Stated task - Find the lines below that contain the word "ζωῆς" and count them. Only the number should be given.

Extracted records -
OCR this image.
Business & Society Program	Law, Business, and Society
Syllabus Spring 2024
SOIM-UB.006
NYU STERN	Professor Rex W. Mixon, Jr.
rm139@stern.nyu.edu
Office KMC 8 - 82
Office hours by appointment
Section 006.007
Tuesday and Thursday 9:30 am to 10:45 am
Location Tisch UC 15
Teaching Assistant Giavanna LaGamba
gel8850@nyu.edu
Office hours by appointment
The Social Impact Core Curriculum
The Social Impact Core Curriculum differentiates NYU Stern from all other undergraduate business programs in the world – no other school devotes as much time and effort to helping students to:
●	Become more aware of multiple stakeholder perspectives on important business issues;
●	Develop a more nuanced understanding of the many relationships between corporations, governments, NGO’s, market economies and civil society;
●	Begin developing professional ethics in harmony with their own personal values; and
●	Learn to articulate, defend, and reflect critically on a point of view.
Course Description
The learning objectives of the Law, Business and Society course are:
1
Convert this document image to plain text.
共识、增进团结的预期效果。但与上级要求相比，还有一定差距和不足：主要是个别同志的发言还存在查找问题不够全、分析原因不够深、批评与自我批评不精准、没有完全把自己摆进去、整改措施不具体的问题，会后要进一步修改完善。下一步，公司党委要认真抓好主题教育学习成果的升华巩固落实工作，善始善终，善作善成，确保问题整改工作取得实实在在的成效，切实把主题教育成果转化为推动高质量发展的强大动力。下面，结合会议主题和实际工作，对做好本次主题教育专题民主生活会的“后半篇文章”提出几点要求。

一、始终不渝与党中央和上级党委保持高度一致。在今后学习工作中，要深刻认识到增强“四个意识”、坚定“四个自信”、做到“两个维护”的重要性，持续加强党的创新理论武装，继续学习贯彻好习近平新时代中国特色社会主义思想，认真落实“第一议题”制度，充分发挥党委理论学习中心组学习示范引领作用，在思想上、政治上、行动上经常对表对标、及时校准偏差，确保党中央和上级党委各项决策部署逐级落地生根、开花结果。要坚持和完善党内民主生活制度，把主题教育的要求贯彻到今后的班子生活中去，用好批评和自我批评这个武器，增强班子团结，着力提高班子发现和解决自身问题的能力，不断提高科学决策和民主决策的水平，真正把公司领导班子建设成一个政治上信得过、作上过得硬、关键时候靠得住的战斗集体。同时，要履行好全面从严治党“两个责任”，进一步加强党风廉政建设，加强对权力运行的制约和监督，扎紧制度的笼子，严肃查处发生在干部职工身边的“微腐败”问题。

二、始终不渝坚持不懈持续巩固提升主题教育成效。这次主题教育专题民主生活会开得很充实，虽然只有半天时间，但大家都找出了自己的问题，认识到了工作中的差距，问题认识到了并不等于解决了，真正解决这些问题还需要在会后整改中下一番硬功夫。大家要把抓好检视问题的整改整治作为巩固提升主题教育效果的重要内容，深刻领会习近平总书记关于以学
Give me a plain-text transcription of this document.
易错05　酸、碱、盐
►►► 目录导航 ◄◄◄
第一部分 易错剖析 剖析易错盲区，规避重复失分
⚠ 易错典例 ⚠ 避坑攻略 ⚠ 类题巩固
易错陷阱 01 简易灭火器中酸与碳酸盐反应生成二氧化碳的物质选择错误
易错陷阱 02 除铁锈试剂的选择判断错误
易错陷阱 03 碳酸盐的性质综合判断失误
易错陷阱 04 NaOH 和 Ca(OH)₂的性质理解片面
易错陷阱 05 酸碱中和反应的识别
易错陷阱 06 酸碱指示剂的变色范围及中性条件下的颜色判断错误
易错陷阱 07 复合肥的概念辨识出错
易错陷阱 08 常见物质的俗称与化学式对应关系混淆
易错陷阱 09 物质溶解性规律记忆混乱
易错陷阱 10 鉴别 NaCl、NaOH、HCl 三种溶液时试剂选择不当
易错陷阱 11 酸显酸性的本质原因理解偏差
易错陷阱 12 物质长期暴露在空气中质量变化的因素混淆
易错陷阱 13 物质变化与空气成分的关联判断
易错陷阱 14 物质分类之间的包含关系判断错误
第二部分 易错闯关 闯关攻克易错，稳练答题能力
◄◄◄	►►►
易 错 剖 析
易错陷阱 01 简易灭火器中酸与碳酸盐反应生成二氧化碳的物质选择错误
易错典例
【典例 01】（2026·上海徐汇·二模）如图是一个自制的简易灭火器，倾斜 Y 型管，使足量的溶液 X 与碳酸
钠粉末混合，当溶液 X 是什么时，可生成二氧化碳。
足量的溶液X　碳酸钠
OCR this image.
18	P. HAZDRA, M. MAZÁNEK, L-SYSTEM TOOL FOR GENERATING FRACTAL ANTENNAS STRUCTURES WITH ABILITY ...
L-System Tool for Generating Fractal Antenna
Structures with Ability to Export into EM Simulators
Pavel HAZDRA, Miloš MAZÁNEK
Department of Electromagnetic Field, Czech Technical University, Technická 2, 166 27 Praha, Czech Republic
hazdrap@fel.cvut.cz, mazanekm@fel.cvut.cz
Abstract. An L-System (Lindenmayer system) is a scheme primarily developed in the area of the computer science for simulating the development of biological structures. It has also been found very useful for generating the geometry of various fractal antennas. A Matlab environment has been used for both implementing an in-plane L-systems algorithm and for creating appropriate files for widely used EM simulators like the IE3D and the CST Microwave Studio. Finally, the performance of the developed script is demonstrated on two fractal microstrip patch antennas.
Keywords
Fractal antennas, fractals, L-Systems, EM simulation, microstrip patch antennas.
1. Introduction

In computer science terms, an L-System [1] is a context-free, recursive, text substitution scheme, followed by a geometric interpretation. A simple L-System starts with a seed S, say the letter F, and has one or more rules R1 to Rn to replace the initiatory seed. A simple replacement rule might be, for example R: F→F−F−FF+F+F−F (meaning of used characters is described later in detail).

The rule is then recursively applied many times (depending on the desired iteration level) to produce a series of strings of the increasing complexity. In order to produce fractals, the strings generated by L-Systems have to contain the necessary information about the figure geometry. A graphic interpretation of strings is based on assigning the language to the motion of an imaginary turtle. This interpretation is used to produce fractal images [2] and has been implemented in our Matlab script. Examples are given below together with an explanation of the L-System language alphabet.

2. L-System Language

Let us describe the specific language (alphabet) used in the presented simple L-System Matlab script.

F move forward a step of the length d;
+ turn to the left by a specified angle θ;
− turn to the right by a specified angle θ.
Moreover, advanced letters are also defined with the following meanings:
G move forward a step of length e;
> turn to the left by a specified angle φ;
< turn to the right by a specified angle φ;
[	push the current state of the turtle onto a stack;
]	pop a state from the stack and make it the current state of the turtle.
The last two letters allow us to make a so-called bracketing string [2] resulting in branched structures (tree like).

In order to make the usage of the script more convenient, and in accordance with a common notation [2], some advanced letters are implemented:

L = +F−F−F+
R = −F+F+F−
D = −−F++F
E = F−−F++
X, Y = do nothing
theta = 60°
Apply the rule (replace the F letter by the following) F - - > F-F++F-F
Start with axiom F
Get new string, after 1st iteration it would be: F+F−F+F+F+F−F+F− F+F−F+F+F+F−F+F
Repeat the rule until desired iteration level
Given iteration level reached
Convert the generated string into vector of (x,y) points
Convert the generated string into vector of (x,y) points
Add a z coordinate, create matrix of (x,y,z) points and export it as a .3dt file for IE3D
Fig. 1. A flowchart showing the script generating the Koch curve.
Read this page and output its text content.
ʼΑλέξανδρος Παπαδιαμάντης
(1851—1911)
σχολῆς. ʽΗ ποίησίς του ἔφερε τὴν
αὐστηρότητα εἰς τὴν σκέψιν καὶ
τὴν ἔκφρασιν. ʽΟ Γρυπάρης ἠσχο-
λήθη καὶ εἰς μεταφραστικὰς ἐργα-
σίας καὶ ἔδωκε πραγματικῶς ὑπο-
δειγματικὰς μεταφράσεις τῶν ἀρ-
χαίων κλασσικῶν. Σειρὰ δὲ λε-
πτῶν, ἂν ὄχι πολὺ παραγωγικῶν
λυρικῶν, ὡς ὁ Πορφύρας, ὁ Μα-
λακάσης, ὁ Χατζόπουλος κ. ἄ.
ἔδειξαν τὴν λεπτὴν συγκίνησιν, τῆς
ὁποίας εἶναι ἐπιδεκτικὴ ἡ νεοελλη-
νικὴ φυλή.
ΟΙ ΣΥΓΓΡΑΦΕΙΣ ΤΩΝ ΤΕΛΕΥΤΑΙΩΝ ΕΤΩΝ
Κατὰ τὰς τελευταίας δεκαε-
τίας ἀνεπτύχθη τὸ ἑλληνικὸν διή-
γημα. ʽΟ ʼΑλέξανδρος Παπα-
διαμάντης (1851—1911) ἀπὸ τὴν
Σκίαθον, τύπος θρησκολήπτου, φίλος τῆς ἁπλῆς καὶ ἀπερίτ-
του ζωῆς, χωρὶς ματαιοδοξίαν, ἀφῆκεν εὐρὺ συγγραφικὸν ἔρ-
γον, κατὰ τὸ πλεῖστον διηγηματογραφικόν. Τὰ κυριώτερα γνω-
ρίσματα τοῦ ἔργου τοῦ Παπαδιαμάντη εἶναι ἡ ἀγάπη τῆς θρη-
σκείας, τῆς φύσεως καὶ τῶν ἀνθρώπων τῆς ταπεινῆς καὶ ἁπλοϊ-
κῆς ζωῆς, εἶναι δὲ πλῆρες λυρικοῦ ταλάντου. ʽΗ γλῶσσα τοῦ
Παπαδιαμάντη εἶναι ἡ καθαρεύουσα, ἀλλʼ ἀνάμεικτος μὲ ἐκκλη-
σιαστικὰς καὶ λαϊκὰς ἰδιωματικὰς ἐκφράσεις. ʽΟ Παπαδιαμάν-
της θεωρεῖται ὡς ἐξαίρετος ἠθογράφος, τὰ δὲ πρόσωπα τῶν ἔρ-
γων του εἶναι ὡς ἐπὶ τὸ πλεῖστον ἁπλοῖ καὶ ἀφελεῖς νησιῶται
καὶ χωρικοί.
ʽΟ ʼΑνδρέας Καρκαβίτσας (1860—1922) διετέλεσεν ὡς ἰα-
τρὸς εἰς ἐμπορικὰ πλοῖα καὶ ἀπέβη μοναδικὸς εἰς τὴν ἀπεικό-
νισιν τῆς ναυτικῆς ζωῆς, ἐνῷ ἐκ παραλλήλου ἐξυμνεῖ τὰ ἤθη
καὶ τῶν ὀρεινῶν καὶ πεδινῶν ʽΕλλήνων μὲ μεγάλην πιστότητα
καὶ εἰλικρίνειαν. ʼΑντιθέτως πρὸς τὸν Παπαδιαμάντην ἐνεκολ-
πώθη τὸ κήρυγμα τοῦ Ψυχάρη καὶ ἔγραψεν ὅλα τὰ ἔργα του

Task solution - 3